→ **Supplied data**
— BEGIN —

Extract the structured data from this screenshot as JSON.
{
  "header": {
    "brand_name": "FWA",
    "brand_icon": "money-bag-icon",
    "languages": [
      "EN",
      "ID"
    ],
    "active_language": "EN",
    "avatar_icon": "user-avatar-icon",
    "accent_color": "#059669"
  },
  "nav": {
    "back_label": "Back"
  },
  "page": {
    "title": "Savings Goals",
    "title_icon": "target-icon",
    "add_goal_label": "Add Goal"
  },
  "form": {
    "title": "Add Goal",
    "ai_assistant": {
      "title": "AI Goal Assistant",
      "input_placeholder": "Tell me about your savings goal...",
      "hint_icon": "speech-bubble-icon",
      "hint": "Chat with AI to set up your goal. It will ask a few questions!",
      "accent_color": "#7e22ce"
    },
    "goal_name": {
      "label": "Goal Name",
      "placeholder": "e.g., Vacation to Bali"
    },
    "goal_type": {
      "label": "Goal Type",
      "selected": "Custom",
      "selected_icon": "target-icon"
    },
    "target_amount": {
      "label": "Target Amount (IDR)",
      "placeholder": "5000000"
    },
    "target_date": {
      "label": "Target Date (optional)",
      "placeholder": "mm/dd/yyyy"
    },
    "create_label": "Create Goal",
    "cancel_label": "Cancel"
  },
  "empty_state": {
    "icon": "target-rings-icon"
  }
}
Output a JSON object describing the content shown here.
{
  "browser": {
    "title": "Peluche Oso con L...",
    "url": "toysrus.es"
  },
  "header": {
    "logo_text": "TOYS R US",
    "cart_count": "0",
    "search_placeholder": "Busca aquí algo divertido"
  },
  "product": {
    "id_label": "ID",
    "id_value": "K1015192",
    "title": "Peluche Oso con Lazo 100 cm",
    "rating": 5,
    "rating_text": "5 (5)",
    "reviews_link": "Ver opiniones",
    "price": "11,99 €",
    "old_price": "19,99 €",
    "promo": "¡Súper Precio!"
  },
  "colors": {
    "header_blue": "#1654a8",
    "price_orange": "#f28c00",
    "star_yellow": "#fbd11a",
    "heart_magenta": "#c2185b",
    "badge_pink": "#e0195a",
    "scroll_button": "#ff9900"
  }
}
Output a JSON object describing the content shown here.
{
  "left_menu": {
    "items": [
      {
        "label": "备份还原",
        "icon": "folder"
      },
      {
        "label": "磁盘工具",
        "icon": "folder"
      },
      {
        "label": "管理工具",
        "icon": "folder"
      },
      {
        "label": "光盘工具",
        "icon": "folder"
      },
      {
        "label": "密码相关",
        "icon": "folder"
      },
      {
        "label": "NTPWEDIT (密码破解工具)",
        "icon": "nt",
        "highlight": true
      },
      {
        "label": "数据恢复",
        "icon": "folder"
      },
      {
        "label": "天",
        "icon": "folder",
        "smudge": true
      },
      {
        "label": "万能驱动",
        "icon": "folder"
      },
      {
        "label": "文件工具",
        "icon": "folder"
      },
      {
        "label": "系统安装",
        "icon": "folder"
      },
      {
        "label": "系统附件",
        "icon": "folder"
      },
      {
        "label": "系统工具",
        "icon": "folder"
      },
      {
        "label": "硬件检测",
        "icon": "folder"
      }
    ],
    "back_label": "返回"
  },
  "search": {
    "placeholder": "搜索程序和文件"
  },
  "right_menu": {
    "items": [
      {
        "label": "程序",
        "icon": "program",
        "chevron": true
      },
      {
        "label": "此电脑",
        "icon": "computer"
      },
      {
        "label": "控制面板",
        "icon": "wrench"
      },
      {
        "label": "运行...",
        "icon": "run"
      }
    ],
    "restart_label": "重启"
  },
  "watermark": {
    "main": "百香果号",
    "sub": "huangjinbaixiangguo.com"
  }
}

— END —

→ **Short exercise**
The data above must be returned in full, exactly as written.

→ **Written solution**
Extract the structured data from this screenshot as JSON.
{
  "header": {
    "brand_name": "FWA",
    "brand_icon": "money-bag-icon",
    "languages": [
      "EN",
      "ID"
    ],
    "active_language": "EN",
    "avatar_icon": "user-avatar-icon",
    "accent_color": "#059669"
  },
  "nav": {
    "back_label": "Back"
  },
  "page": {
    "title": "Savings Goals",
    "title_icon": "target-icon",
    "add_goal_label": "Add Goal"
  },
  "form": {
    "title": "Add Goal",
    "ai_assistant": {
      "title": "AI Goal Assistant",
      "input_placeholder": "Tell me about your savings goal...",
      "hint_icon": "speech-bubble-icon",
      "hint": "Chat with AI to set up your goal. It will ask a few questions!",
      "accent_color": "#7e22ce"
    },
    "goal_name": {
      "label": "Goal Name",
      "placeholder": "e.g., Vacation to Bali"
    },
    "goal_type": {
      "label": "Goal Type",
      "selected": "Custom",
      "selected_icon": "target-icon"
    },
    "target_amount": {
      "label": "Target Amount (IDR)",
      "placeholder": "5000000"
    },
    "target_date": {
      "label": "Target Date (optional)",
      "placeholder": "mm/dd/yyyy"
    },
    "create_label": "Create Goal",
    "cancel_label": "Cancel"
  },
  "empty_state": {
    "icon": "target-rings-icon"
  }
}
Output a JSON object describing the content shown here.
{
  "browser": {
    "title": "Peluche Oso con L...",
    "url": "toysrus.es"
  },
  "header": {
    "logo_text": "TOYS R US",
    "cart_count": "0",
    "search_placeholder": "Busca aquí algo divertido"
  },
  "product": {
    "id_label": "ID",
    "id_value": "K1015192",
    "title": "Peluche Oso con Lazo 100 cm",
    "rating": 5,
    "rating_text": "5 (5)",
    "reviews_link": "Ver opiniones",
    "price": "11,99 €",
    "old_price": "19,99 €",
    "promo": "¡Súper Precio!"
  },
  "colors": {
    "header_blue": "#1654a8",
    "price_orange": "#f28c00",
    "star_yellow": "#fbd11a",
    "heart_magenta": "#c2185b",
    "badge_pink": "#e0195a",
    "scroll_button": "#ff9900"
  }
}
Output a JSON object describing the content shown here.
{
  "left_menu": {
    "items": [
      {
        "label": "备份还原",
        "icon": "folder"
      },
      {
        "label": "磁盘工具",
        "icon": "folder"
      },
      {
        "label": "管理工具",
        "icon": "folder"
      },
      {
        "label": "光盘工具",
        "icon": "folder"
      },
      {
        "label": "密码相关",
        "icon": "folder"
      },
      {
        "label": "NTPWEDIT (密码破解工具)",
        "icon": "nt",
        "highlight": true
      },
      {
        "label": "数据恢复",
        "icon": "folder"
      },
      {
        "label": "天",
        "icon": "folder",
        "smudge": true
      },
      {
        "label": "万能驱动",
        "icon": "folder"
      },
      {
        "label": "文件工具",
        "icon": "folder"
      },
      {
        "label": "系统安装",
        "icon": "folder"
      },
      {
        "label": "系统附件",
        "icon": "folder"
      },
      {
        "label": "系统工具",
        "icon": "folder"
      },
      {
        "label": "硬件检测",
        "icon": "folder"
      }
    ],
    "back_label": "返回"
  },
  "search": {
    "placeholder": "搜索程序和文件"
  },
  "right_menu": {
    "items": [
      {
        "label": "程序",
        "icon": "program",
        "chevron": true
      },
      {
        "label": "此电脑",
        "icon": "computer"
      },
      {
        "label": "控制面板",
        "icon": "wrench"
      },
      {
        "label": "运行...",
        "icon": "run"
      }
    ],
    "restart_label": "重启"
  },
  "watermark": {
    "main": "百香果号",
    "sub": "huangjinbaixiangguo.com"
  }
}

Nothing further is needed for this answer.